Problem =
Write out all of the entries that follow, word for word, but skip the pictures.

[start]

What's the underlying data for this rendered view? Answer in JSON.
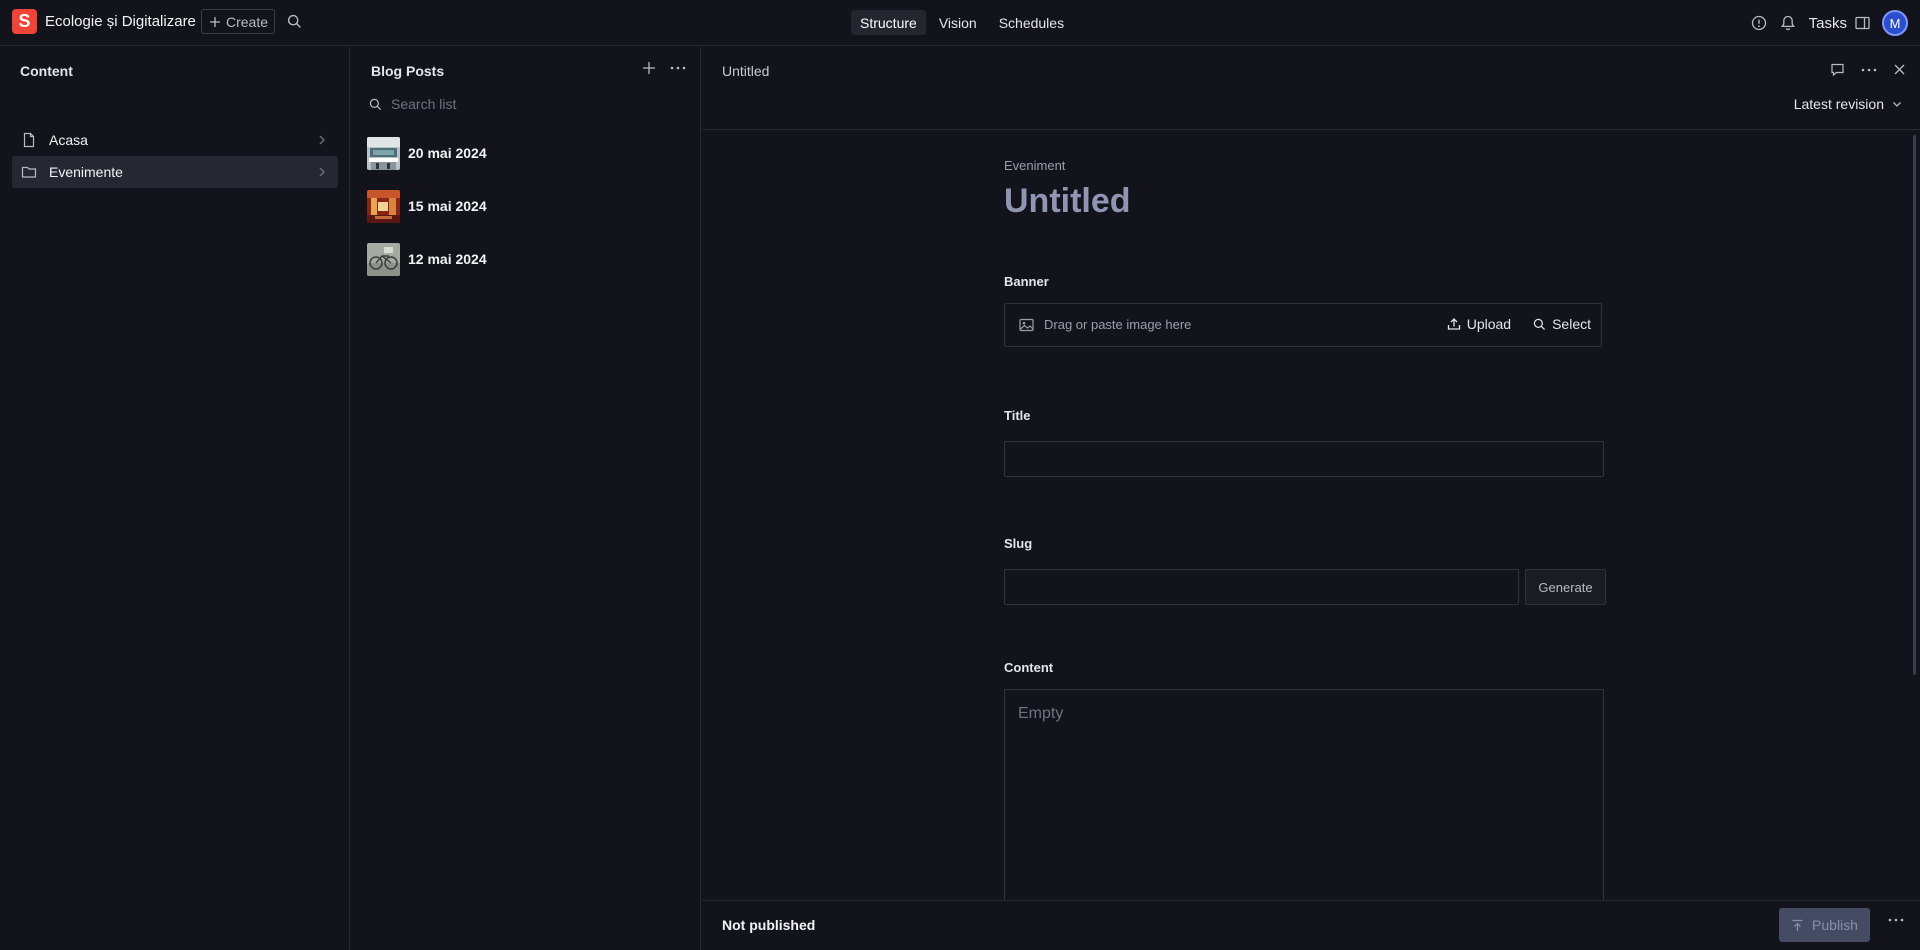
{
  "topbar": {
    "logo_letter": "S",
    "workspace_name": "Ecologie și Digitalizare",
    "create_label": "Create",
    "tabs": [
      {
        "label": "Structure",
        "active": true
      },
      {
        "label": "Vision",
        "active": false
      },
      {
        "label": "Schedules",
        "active": false
      }
    ],
    "tasks_label": "Tasks",
    "avatar_initial": "M",
    "icons": [
      "search-icon",
      "help-icon",
      "notifications-icon",
      "panel-toggle-icon"
    ]
  },
  "content_pane": {
    "title": "Content",
    "items": [
      {
        "label": "Acasa",
        "icon": "document-icon",
        "selected": false
      },
      {
        "label": "Evenimente",
        "icon": "folder-icon",
        "selected": true
      }
    ]
  },
  "list_pane": {
    "title": "Blog Posts",
    "search_placeholder": "Search list",
    "posts": [
      {
        "label": "20 mai 2024",
        "thumb": "conference-room-thumbnail"
      },
      {
        "label": "15 mai 2024",
        "thumb": "red-hall-thumbnail"
      },
      {
        "label": "12 mai 2024",
        "thumb": "bicycle-thumbnail"
      }
    ]
  },
  "document": {
    "header_title": "Untitled",
    "revision_label": "Latest revision",
    "doc_type": "Eveniment",
    "title": "Untitled",
    "fields": {
      "banner": {
        "label": "Banner",
        "hint": "Drag or paste image here",
        "upload_label": "Upload",
        "select_label": "Select"
      },
      "title": {
        "label": "Title",
        "value": ""
      },
      "slug": {
        "label": "Slug",
        "value": "",
        "generate_label": "Generate"
      },
      "content": {
        "label": "Content",
        "placeholder": "Empty"
      }
    },
    "footer": {
      "status": "Not published",
      "publish_label": "Publish"
    }
  },
  "colors": {
    "background": "#13141b",
    "brand": "#f04438",
    "selected_row": "#252833",
    "avatar": "#2b4ecf",
    "publish_disabled": "#454b63"
  }
}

[end]

Right answer =
What's the underlying data for this rendered view? Answer in JSON.
{
  "topbar": {
    "logo_letter": "S",
    "workspace_name": "Ecologie și Digitalizare",
    "create_label": "Create",
    "tabs": [
      {
        "label": "Structure",
        "active": true
      },
      {
        "label": "Vision",
        "active": false
      },
      {
        "label": "Schedules",
        "active": false
      }
    ],
    "tasks_label": "Tasks",
    "avatar_initial": "M",
    "icons": [
      "search-icon",
      "help-icon",
      "notifications-icon",
      "panel-toggle-icon"
    ]
  },
  "content_pane": {
    "title": "Content",
    "items": [
      {
        "label": "Acasa",
        "icon": "document-icon",
        "selected": false
      },
      {
        "label": "Evenimente",
        "icon": "folder-icon",
        "selected": true
      }
    ]
  },
  "list_pane": {
    "title": "Blog Posts",
    "search_placeholder": "Search list",
    "posts": [
      {
        "label": "20 mai 2024",
        "thumb": "conference-room-thumbnail"
      },
      {
        "label": "15 mai 2024",
        "thumb": "red-hall-thumbnail"
      },
      {
        "label": "12 mai 2024",
        "thumb": "bicycle-thumbnail"
      }
    ]
  },
  "document": {
    "header_title": "Untitled",
    "revision_label": "Latest revision",
    "doc_type": "Eveniment",
    "title": "Untitled",
    "fields": {
      "banner": {
        "label": "Banner",
        "hint": "Drag or paste image here",
        "upload_label": "Upload",
        "select_label": "Select"
      },
      "title": {
        "label": "Title",
        "value": ""
      },
      "slug": {
        "label": "Slug",
        "value": "",
        "generate_label": "Generate"
      },
      "content": {
        "label": "Content",
        "placeholder": "Empty"
      }
    },
    "footer": {
      "status": "Not published",
      "publish_label": "Publish"
    }
  },
  "colors": {
    "background": "#13141b",
    "brand": "#f04438",
    "selected_row": "#252833",
    "avatar": "#2b4ecf",
    "publish_disabled": "#454b63"
  }
}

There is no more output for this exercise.